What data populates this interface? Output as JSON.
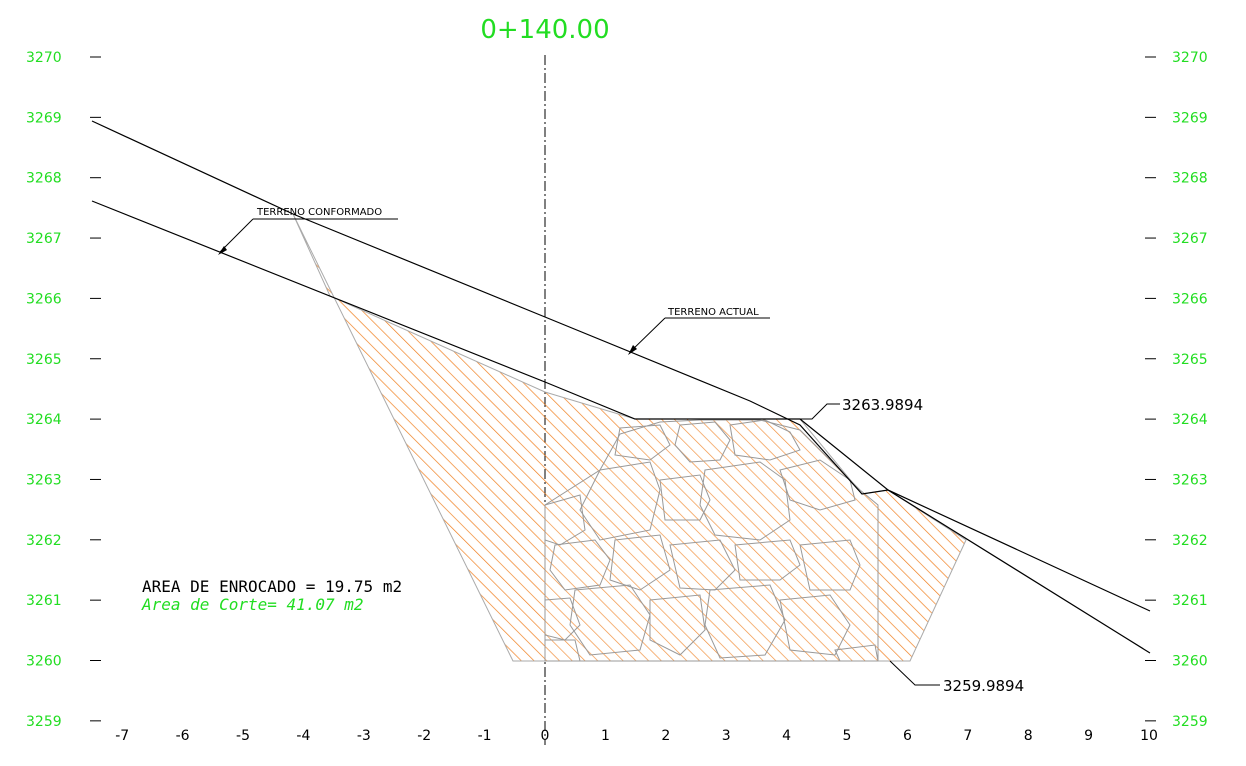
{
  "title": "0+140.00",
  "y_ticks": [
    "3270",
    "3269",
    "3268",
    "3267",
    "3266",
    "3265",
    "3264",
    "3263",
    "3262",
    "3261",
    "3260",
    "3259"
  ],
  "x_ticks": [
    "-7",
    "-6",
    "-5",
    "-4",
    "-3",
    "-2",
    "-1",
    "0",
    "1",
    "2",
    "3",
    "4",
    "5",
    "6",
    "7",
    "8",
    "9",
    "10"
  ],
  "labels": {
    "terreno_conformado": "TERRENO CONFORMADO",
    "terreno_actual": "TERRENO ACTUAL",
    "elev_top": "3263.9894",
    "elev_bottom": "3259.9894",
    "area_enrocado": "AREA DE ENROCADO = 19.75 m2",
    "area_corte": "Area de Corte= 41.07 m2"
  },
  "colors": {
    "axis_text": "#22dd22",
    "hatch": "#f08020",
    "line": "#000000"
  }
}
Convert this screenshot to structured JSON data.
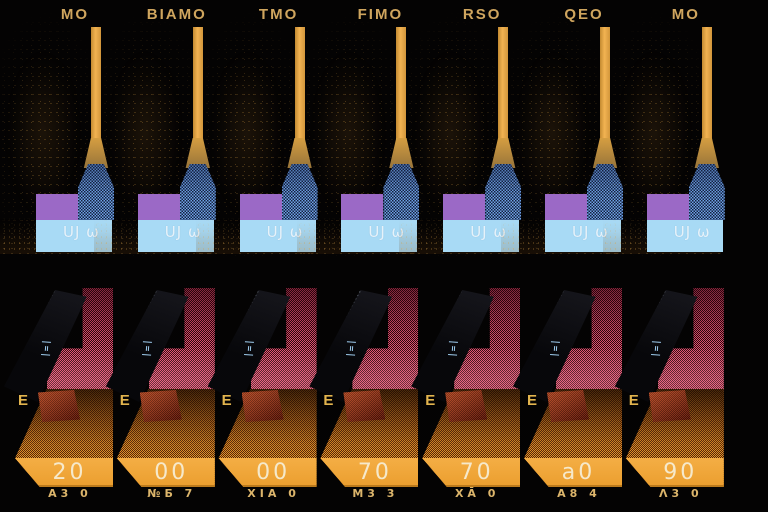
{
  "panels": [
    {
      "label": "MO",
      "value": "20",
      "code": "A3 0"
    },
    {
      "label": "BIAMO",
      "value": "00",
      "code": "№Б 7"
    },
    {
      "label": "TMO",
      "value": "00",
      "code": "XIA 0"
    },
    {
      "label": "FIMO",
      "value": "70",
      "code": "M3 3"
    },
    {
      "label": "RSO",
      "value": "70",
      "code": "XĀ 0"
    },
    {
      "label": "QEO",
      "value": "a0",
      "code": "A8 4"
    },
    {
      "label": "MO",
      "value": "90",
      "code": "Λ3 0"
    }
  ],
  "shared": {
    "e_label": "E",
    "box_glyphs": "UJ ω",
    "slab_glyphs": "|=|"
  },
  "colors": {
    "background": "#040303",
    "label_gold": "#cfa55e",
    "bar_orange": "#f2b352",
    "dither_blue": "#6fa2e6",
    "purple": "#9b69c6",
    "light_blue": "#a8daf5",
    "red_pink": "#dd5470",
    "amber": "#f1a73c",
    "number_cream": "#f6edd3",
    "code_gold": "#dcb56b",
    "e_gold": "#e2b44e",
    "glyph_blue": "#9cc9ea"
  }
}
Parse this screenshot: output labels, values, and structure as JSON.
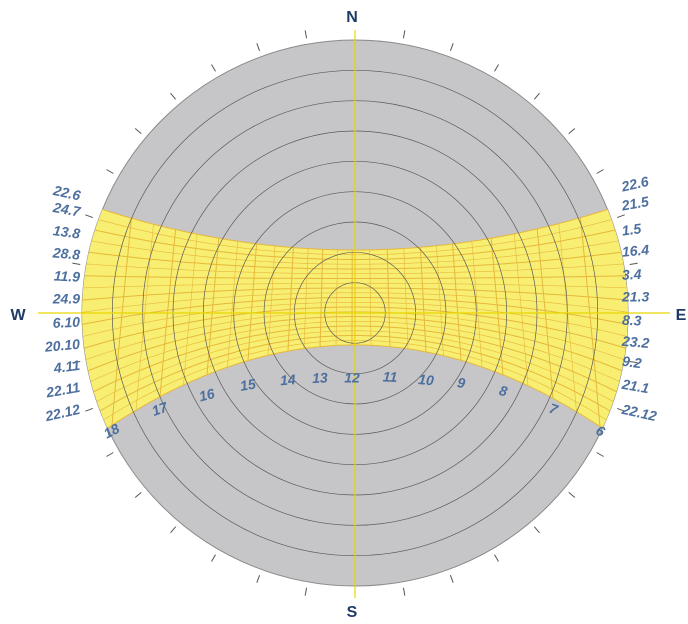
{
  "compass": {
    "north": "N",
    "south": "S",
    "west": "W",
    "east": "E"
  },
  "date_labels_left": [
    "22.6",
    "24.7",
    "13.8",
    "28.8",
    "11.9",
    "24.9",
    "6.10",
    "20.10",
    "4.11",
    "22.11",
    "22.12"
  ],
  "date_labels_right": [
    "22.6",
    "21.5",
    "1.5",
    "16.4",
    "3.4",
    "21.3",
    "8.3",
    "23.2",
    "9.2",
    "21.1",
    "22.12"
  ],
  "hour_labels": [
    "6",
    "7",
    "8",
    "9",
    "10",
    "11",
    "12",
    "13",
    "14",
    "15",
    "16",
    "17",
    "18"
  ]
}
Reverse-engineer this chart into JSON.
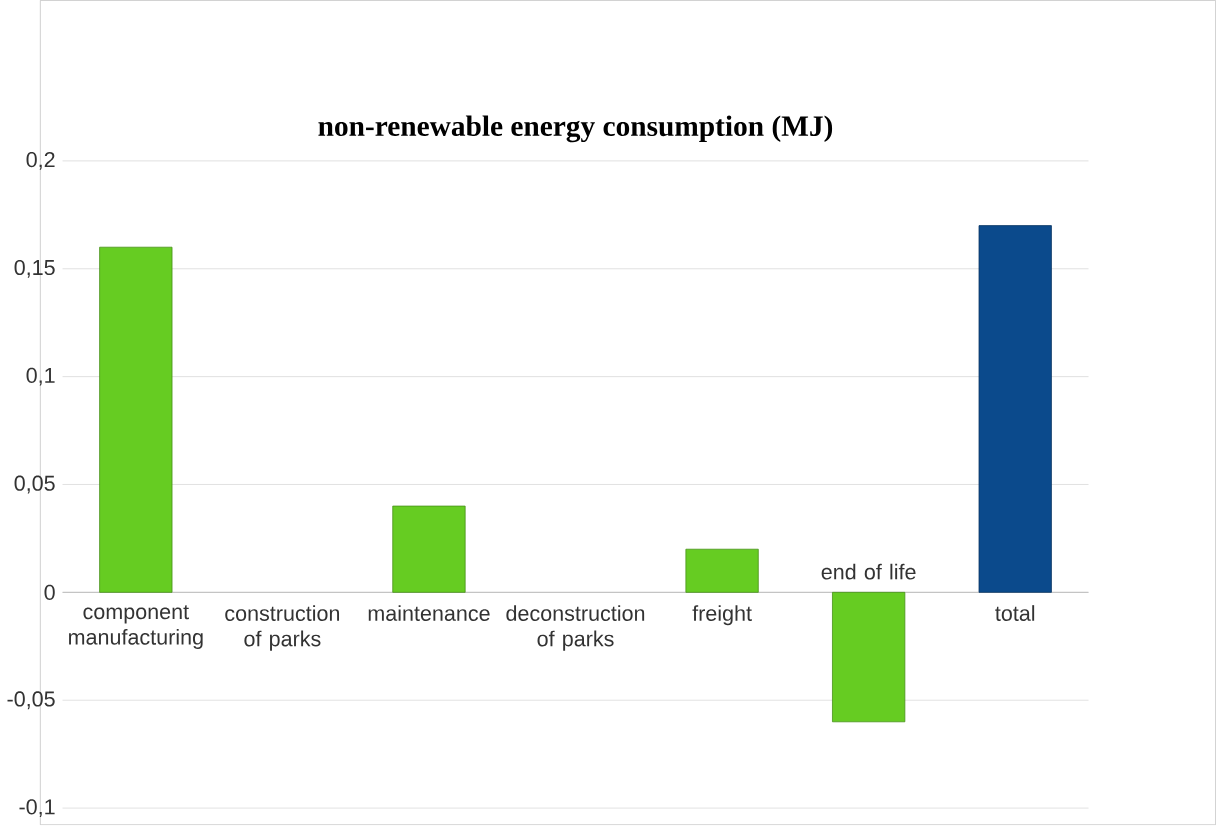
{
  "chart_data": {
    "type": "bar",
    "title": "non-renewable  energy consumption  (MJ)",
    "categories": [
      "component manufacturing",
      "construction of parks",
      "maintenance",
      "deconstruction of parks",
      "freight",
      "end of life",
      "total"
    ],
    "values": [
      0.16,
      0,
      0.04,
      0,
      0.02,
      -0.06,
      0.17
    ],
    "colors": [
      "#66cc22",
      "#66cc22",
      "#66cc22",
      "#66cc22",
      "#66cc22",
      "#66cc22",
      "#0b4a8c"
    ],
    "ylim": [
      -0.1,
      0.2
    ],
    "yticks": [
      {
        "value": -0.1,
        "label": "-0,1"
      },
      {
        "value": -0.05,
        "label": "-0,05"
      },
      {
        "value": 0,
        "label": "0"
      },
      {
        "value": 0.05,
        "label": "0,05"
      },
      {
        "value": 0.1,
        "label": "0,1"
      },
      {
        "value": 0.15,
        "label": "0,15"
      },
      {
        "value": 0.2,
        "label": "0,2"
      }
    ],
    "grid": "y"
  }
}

*****

-- STATED EXERCISE --
Count how many lines above contain the word "screenshot". Reply with the number alone.

-- PROBLEM SOLUTION --
2